### Problems and tasks
1. Reproduce the passage of the ToAvro documentation that begins at the words "Argument Type Description" and stops after "the input data.".
2. Summarize the ToAvro documentation in two sentences.
3. Pick up the ToAvro documentation after its final sentence and keep writing it.

### Extract to read
------------------------------------------------
Skip to content

ToAvro

Overview

The ToAvro expression converts input data into Apache Avro binary format. It serves as a runtime-replaceable wrapper that delegates to the actual Avro serialization implementation at query planning time, supporting both automatic schema inference and explicit schema specification via JSON format.

Syntax

TO_AVRO(column)
TO_AVRO(column, schema_json)
// DataFrame API usage
import org.apache.spark.sql.functions._
df.select(expr("to_avro(column)"))
df.select(expr("to_avro(column, schema_json)"))

Arguments

Argument Type Description
child Expression The input expression/column to convert to Avro format
jsonFormatSchema Expression Optional JSON string representing the Avro schema to use for conversion. Must be a constant string or null

Return Type

Binary data type containing the Avro-encoded representation of the input data.

Supported Data Types

The expression accepts any input data type for the child expression, as the underlying CatalystDataToAvro implementation handles the conversion. The jsonFormatSchema parameter must be:

  • StringType (constant/foldable expressions only)
  • NullType (when schema parameter is omitted)

Algorithm

  • Validates that the jsonFormatSchema parameter is either null or a constant string expression
  • At runtime replacement phase, evaluates the schema parameter to extract the JSON schema string
  • Uses reflection to instantiate the CatalystDataToAvro class from the spark-avro module
  • Delegates actual Avro serialization to the CatalystDataToAvro expression with the provided schema
  • Throws compilation error if spark-avro module is not available on the classpath

Partitioning Behavior

This expression preserves partitioning as it operates row-by-row without requiring data redistribution:

  • Preserves existing partitioning schemes
  • Does not require shuffle operations
  • Can be applied within partition boundaries

Edge Cases

  • Null jsonFormatSchema: Uses automatic schema inference from input data structure
  • Missing spark-avro dependency: Throws QueryCompilationErrors.avroNotLoadedSqlFunctionsUnusable at query compilation time
  • Non-constant schema parameter: Fails type checking with descriptive error message about requiring constant string
  • Invalid JSON schema format: Error handling delegated to underlying CatalystDataToAvro implementation

Code Generation

This expression uses runtime replacement pattern and does not directly support code generation. Code generation support depends on the underlying CatalystDataToAvro expression that replaces this wrapper at query planning time.
------------------------------------------------
### Listed records
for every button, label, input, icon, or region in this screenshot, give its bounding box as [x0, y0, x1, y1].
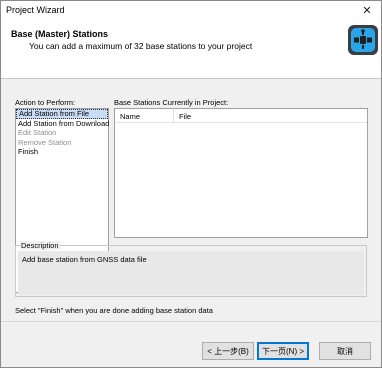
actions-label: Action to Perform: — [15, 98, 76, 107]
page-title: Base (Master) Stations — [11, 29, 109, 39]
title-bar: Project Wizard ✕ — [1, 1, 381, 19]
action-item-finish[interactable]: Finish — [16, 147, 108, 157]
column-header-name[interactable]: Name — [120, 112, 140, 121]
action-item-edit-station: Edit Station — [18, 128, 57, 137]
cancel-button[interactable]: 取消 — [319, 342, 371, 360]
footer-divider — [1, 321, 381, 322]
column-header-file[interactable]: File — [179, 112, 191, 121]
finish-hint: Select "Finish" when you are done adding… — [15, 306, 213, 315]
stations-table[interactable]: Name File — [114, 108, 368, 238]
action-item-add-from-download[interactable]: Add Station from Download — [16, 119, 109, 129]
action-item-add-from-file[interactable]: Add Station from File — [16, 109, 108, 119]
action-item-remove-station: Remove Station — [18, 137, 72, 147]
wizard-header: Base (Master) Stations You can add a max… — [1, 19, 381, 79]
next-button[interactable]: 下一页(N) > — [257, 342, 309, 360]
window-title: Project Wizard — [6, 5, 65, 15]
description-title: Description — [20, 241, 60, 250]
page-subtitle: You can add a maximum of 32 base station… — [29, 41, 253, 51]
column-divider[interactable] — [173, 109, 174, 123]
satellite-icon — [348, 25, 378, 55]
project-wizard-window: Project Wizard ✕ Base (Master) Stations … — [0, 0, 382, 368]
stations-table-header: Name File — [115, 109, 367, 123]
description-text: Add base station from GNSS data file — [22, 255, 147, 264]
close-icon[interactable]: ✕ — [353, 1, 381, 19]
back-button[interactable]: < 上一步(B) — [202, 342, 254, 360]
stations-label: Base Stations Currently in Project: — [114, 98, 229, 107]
------------------------------------------------
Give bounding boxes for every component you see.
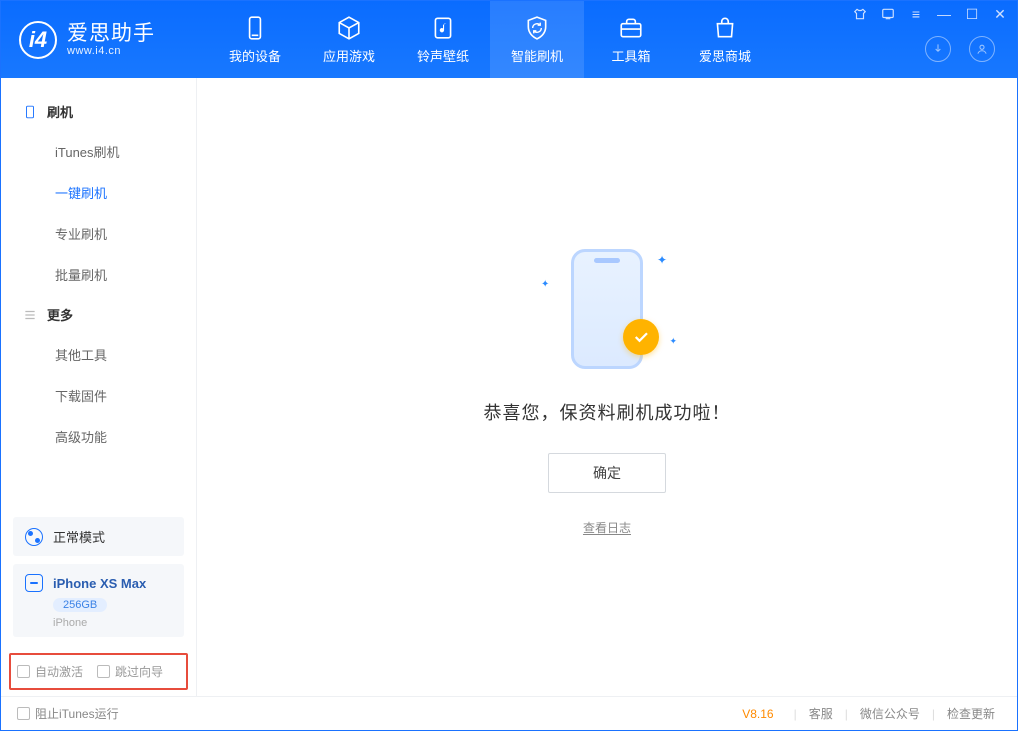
------------------------------------------------
### Responses for each task
1.
Argument Type Description
child Expression The input expression/column to convert to Avro format
jsonFormatSchema Expression Optional JSON string representing the Avro schema to use for conversion. Must be a constant string or null

Return Type

Binary data type containing the Avro-encoded representation of the input data.

2. ToAvro converts input data into Apache Avro binary format. It is a runtime-replaceable wrapper that hands serialization to the CatalystDataToAvro implementation at query planning time, infers the schema automatically or takes an explicit JSON schema that must be a constant string or null, preserves partitioning without shuffles, and throws a compilation error if the spark-avro module is not on the classpath.

3.
Examples

-- Convert struct to Avro with automatic schema inference
SELECT TO_AVRO(struct(id, name, age)) as avro_data FROM users;

-- Convert with explicit schema
SELECT TO_AVRO(user_data, '{"type":"record","name":"User","fields":[{"name":"id","type":"int"}]}') 
FROM users;
// DataFrame API with automatic schema
import org.apache.spark.sql.functions._
df.select(expr("to_avro(struct(id, name))").alias("avro_data"))

// With explicit schema
val schema = """{"type":"record","name":"User","fields":[{"name":"id","type":"int"}]}"""
df.select(expr(s"to_avro(user_struct, '$schema')"))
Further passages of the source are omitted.